_Exercise goal_.
Pick out each line of the records in which the word "depresión" appears.

_Stored rows_.
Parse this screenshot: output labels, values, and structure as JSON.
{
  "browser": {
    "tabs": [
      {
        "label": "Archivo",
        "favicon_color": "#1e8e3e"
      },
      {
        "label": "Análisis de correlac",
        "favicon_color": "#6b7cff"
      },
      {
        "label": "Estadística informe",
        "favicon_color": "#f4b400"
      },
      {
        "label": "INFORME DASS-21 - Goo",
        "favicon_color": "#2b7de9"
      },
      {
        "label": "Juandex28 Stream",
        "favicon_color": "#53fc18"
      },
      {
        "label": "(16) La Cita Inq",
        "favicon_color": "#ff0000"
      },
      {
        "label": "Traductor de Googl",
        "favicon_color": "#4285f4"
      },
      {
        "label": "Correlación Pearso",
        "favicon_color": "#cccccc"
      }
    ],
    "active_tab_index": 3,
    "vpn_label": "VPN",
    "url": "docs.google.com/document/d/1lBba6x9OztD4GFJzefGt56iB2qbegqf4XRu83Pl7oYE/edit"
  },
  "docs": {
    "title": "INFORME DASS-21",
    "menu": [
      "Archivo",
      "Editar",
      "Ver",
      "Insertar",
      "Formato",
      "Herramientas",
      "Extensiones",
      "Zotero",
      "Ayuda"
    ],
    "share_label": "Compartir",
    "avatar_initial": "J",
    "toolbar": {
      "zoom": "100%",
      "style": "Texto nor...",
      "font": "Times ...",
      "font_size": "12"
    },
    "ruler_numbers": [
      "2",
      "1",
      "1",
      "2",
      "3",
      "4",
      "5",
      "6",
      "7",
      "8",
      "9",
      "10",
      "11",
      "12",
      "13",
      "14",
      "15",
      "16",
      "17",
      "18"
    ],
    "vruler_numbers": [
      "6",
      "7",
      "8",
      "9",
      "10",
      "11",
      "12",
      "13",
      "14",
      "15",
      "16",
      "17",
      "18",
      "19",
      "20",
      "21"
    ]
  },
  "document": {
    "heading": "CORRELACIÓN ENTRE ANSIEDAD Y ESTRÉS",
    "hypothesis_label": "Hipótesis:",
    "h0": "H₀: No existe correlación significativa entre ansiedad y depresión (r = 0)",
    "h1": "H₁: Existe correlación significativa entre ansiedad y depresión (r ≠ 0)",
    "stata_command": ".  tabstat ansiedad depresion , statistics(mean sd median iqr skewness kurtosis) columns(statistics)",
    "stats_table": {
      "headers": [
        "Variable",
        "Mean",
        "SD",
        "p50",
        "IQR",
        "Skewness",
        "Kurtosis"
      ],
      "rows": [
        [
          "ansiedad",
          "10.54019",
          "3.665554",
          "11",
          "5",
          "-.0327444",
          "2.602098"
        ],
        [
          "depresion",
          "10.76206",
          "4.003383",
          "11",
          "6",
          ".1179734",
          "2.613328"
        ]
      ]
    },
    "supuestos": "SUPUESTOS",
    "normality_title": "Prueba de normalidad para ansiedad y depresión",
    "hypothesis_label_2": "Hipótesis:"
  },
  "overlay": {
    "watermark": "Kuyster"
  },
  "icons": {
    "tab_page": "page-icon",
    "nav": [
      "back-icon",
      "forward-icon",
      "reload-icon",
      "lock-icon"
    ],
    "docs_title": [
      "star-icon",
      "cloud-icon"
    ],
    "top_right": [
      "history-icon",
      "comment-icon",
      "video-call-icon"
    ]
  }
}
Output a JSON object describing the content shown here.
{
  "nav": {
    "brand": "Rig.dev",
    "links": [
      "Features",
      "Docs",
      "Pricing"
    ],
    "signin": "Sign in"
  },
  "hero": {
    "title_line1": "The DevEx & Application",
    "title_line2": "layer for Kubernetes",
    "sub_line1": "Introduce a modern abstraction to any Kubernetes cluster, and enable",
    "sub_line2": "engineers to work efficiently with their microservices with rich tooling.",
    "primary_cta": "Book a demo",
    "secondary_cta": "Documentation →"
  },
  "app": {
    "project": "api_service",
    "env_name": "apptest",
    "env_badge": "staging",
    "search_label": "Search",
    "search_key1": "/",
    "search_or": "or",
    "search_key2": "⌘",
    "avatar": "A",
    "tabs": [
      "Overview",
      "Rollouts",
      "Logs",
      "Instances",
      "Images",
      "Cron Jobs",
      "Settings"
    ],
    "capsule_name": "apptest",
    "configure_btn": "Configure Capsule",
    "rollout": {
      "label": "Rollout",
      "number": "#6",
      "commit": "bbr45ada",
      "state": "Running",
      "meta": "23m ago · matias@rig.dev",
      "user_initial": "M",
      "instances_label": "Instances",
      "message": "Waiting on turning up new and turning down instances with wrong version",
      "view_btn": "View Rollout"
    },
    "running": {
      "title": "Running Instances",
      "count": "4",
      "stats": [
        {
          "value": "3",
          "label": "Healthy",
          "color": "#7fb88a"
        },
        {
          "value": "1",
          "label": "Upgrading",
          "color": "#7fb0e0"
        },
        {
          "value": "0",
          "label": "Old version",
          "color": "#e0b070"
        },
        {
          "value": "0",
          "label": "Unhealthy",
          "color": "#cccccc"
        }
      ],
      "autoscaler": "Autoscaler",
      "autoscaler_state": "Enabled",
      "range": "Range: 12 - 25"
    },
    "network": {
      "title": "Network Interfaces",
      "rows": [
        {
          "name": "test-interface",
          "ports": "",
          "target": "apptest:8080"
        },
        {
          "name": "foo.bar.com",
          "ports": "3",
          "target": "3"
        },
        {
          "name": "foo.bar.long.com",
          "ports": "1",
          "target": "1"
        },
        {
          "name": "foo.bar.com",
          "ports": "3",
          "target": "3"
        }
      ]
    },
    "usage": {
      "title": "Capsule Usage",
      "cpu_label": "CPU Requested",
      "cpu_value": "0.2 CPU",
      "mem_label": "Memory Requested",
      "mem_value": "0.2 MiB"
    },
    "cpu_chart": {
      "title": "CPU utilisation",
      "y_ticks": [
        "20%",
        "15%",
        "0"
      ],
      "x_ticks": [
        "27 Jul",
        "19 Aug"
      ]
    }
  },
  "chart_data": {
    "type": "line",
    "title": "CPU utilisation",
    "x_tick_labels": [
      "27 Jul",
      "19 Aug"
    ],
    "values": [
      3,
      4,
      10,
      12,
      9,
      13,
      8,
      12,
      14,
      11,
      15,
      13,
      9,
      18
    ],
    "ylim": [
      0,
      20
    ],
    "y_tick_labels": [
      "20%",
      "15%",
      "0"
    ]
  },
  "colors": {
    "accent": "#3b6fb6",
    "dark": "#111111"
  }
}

_The answer_.
    "h0": "H₀: No existe correlación significativa entre ansiedad y depresión (r = 0)",
    "h1": "H₁: Existe correlación significativa entre ansiedad y depresión (r ≠ 0)",
    "normality_title": "Prueba de normalidad para ansiedad y depresión",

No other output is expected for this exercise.